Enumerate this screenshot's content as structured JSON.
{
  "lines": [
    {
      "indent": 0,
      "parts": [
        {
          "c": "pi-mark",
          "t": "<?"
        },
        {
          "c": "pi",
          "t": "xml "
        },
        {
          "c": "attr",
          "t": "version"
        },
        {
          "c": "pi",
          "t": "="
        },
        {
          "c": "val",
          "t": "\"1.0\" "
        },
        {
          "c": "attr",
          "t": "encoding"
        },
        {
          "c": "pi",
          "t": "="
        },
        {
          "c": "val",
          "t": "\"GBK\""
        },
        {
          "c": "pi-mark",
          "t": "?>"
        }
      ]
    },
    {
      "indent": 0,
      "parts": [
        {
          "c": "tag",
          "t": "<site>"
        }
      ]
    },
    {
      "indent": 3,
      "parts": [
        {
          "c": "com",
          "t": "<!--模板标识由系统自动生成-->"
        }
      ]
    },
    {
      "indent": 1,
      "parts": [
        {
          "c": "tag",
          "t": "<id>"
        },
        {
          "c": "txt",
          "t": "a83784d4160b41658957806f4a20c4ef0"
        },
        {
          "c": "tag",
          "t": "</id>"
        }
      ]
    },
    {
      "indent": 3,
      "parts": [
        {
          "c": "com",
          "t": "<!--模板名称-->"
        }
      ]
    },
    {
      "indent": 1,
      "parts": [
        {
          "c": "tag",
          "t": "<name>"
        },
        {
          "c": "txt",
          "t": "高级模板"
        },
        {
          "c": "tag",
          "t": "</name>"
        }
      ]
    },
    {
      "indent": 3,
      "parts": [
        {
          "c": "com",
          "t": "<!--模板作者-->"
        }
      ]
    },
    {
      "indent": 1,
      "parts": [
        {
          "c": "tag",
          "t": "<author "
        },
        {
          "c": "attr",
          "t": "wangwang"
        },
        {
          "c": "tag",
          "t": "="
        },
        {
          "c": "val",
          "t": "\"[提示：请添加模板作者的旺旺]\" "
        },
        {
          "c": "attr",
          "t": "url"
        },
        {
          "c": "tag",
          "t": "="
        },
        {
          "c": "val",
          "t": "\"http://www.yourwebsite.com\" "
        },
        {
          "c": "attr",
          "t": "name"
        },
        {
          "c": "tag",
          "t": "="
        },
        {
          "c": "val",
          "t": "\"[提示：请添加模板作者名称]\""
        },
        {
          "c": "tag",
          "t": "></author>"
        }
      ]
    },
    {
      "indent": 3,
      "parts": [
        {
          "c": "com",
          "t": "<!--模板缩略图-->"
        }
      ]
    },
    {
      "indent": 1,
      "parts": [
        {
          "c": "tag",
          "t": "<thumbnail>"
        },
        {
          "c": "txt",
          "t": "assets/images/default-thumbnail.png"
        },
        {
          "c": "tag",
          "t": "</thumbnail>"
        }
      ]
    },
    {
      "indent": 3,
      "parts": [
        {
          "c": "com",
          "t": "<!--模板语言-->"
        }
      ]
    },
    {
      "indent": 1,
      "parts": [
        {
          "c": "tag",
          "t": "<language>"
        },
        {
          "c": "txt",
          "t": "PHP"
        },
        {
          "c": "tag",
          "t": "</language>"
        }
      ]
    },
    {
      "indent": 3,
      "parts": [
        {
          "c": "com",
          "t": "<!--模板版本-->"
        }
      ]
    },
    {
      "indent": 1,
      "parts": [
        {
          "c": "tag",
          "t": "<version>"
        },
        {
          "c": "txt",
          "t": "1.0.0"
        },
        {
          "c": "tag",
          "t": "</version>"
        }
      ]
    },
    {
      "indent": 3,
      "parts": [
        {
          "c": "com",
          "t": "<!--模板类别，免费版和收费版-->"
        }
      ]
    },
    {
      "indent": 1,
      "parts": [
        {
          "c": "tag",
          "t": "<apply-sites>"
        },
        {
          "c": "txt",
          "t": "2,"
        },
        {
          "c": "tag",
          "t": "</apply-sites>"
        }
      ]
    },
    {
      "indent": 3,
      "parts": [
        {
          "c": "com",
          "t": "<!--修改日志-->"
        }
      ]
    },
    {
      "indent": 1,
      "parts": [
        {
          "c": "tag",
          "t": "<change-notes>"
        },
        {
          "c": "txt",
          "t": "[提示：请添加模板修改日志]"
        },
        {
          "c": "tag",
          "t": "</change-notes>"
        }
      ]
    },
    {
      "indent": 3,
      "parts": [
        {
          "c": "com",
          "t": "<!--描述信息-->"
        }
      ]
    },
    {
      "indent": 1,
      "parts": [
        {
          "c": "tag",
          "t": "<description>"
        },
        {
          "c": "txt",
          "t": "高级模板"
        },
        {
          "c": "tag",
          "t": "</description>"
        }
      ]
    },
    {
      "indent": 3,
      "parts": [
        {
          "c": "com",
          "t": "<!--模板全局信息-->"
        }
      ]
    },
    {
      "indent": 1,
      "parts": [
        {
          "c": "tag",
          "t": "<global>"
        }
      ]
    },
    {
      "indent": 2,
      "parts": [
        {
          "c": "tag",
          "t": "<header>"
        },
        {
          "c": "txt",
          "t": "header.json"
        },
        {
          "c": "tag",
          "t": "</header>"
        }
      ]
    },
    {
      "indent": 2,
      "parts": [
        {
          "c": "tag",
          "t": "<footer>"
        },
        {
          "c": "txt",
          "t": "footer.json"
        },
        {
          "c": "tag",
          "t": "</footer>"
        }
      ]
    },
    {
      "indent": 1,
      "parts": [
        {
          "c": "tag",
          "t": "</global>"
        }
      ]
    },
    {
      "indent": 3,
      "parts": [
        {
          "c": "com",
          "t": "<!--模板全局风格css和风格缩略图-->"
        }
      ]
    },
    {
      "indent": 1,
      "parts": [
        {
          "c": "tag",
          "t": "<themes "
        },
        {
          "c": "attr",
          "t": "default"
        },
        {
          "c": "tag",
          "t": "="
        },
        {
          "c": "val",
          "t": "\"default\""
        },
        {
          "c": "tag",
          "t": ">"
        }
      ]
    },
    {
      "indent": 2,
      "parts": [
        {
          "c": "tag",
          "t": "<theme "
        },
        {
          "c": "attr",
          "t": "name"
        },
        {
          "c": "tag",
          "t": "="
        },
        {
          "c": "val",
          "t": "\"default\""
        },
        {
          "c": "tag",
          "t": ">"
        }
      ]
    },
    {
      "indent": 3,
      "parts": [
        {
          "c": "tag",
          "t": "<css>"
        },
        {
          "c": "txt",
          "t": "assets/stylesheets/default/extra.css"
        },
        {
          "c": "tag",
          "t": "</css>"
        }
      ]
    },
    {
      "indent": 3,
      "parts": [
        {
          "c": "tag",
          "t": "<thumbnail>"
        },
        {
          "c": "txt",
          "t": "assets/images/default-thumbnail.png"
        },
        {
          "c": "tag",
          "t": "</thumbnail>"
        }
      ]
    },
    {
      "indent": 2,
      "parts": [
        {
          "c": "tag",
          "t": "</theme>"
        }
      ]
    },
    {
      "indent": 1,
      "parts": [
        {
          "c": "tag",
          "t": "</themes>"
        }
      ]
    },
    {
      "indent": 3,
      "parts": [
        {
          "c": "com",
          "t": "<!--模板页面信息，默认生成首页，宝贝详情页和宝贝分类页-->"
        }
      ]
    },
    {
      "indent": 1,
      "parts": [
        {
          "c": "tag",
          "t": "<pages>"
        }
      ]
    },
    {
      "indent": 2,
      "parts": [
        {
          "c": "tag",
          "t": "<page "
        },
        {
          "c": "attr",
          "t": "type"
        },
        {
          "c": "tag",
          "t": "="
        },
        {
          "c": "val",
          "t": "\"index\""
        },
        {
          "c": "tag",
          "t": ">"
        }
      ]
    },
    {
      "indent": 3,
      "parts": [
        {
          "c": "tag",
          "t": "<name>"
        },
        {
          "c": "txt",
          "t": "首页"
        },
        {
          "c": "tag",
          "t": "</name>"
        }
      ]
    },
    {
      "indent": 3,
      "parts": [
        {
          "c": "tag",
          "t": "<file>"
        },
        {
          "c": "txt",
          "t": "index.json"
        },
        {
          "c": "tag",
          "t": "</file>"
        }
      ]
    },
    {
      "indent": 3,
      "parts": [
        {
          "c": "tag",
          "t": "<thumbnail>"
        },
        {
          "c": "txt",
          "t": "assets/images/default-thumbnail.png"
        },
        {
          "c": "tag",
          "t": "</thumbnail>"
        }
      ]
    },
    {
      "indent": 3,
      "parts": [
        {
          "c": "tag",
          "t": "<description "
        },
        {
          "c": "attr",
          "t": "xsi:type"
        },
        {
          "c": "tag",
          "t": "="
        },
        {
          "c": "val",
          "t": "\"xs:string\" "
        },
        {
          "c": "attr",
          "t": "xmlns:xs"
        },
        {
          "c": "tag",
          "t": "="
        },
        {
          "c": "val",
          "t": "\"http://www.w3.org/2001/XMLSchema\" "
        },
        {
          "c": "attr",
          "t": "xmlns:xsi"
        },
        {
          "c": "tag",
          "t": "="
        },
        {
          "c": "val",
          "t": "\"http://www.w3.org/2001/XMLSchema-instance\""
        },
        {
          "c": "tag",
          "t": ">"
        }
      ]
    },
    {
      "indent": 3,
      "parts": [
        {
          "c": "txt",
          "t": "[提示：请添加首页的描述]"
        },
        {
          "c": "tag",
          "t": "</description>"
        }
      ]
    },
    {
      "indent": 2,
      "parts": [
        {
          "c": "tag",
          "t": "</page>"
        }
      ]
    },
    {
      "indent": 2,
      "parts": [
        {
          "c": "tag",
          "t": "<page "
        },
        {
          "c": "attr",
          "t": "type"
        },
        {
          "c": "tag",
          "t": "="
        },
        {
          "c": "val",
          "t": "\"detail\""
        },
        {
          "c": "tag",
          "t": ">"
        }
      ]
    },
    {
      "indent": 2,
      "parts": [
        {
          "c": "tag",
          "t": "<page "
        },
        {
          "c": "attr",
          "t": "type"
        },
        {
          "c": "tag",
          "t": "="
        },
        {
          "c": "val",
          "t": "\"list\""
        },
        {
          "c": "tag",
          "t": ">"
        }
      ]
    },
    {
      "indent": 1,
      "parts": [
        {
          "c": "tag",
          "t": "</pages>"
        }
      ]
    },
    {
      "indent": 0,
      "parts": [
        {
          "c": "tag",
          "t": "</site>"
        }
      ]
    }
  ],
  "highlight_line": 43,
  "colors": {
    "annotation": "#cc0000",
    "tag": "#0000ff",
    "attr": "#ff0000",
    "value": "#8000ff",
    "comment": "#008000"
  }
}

-- -- --

(Task) Look through the lines above and collect those with the word "description".

(Response to this task)
          "t": "<description>"
          "t": "</description>"
          "t": "<description "
          "t": "</description>"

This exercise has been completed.